## THE TASK:
Set each record down exactly, excluding all images.

## RECORDS TO USE:
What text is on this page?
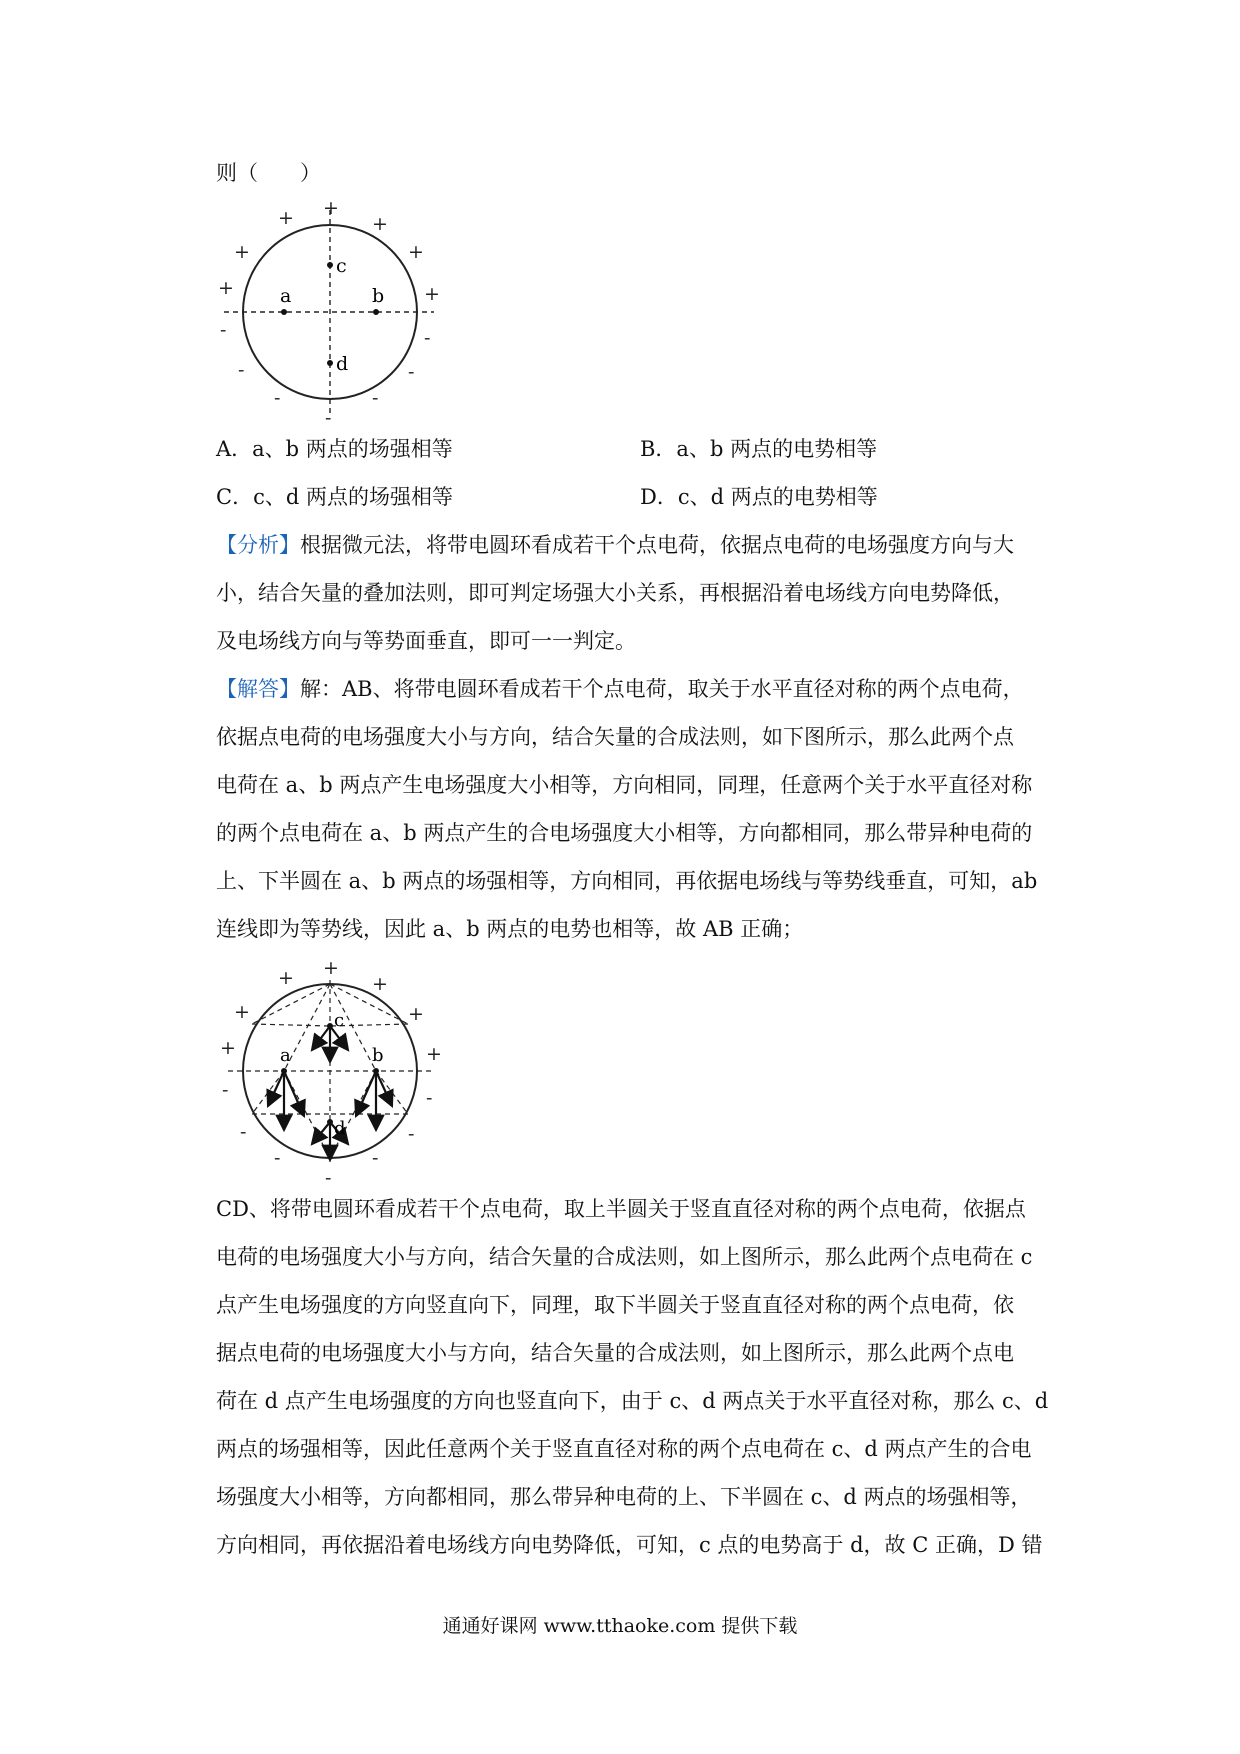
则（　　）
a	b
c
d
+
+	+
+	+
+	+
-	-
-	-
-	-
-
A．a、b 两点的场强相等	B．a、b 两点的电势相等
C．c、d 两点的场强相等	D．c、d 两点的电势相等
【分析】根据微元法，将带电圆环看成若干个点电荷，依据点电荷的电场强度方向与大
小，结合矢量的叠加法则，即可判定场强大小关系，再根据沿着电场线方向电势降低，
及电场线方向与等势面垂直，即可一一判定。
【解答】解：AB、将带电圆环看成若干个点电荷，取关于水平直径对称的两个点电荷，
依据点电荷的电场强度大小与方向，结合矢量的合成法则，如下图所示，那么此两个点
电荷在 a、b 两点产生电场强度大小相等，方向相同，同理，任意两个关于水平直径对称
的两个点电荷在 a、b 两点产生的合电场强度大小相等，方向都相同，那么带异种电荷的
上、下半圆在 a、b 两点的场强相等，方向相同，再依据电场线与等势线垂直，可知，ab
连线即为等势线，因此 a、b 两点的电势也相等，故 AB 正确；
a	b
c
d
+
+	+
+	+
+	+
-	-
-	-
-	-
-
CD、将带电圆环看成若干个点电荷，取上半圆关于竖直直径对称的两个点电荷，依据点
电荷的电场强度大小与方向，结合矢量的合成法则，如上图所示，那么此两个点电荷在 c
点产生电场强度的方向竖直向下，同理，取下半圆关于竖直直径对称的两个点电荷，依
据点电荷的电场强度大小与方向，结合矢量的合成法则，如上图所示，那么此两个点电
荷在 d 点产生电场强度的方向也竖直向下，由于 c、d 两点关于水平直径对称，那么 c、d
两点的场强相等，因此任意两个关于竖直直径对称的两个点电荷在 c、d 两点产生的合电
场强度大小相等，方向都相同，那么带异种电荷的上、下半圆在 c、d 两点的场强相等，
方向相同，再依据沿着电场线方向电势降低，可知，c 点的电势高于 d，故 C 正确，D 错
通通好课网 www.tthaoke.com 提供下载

## THE COMPLETED TASK:
What text is on this page?
则（　　）
a	b
c
d
+
+	+
+	+
+	+
-	-
-	-
-	-
-
A．a、b 两点的场强相等	B．a、b 两点的电势相等
C．c、d 两点的场强相等	D．c、d 两点的电势相等
【分析】根据微元法，将带电圆环看成若干个点电荷，依据点电荷的电场强度方向与大
小，结合矢量的叠加法则，即可判定场强大小关系，再根据沿着电场线方向电势降低，
及电场线方向与等势面垂直，即可一一判定。
【解答】解：AB、将带电圆环看成若干个点电荷，取关于水平直径对称的两个点电荷，
依据点电荷的电场强度大小与方向，结合矢量的合成法则，如下图所示，那么此两个点
电荷在 a、b 两点产生电场强度大小相等，方向相同，同理，任意两个关于水平直径对称
的两个点电荷在 a、b 两点产生的合电场强度大小相等，方向都相同，那么带异种电荷的
上、下半圆在 a、b 两点的场强相等，方向相同，再依据电场线与等势线垂直，可知，ab
连线即为等势线，因此 a、b 两点的电势也相等，故 AB 正确；
a	b
c
d
+
+	+
+	+
+	+
-	-
-	-
-	-
-
CD、将带电圆环看成若干个点电荷，取上半圆关于竖直直径对称的两个点电荷，依据点
电荷的电场强度大小与方向，结合矢量的合成法则，如上图所示，那么此两个点电荷在 c
点产生电场强度的方向竖直向下，同理，取下半圆关于竖直直径对称的两个点电荷，依
据点电荷的电场强度大小与方向，结合矢量的合成法则，如上图所示，那么此两个点电
荷在 d 点产生电场强度的方向也竖直向下，由于 c、d 两点关于水平直径对称，那么 c、d
两点的场强相等，因此任意两个关于竖直直径对称的两个点电荷在 c、d 两点产生的合电
场强度大小相等，方向都相同，那么带异种电荷的上、下半圆在 c、d 两点的场强相等，
方向相同，再依据沿着电场线方向电势降低，可知，c 点的电势高于 d，故 C 正确，D 错
通通好课网 www.tthaoke.com 提供下载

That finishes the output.